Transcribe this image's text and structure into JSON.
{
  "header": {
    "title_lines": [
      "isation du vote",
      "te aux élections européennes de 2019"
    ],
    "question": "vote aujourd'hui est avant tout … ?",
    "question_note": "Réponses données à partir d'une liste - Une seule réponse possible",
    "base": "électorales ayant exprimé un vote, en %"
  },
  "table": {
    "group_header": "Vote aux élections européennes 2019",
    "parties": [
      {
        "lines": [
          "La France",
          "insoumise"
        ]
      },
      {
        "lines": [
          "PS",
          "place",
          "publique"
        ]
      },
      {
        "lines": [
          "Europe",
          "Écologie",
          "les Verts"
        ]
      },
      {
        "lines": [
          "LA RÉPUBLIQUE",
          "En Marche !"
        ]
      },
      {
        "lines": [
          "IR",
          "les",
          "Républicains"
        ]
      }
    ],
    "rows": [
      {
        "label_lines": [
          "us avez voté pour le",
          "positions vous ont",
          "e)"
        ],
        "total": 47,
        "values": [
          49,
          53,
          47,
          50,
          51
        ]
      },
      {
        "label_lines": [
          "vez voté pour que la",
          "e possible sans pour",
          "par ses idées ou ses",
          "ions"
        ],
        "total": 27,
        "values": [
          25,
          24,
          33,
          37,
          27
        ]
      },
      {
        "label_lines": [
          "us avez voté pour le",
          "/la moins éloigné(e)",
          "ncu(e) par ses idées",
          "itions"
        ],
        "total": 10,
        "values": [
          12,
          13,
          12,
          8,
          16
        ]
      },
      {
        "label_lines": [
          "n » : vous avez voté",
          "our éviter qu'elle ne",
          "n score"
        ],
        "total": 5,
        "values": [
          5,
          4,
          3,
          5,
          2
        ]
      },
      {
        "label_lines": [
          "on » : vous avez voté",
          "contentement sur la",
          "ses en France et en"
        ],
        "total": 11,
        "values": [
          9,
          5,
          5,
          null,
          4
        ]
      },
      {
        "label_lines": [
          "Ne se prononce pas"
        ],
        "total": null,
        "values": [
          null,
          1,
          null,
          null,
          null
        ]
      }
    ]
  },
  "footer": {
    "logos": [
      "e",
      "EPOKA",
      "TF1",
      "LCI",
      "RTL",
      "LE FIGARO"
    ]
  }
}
========================================
### TASK GOAL
Track down every line with the word "voté" and copy it.

### RESPONSE FOR THIS EXERCISE
          "us avez voté pour le",
          "vez voté pour que la",
          "us avez voté pour le",
          "n » : vous avez voté",
          "on » : vous avez voté",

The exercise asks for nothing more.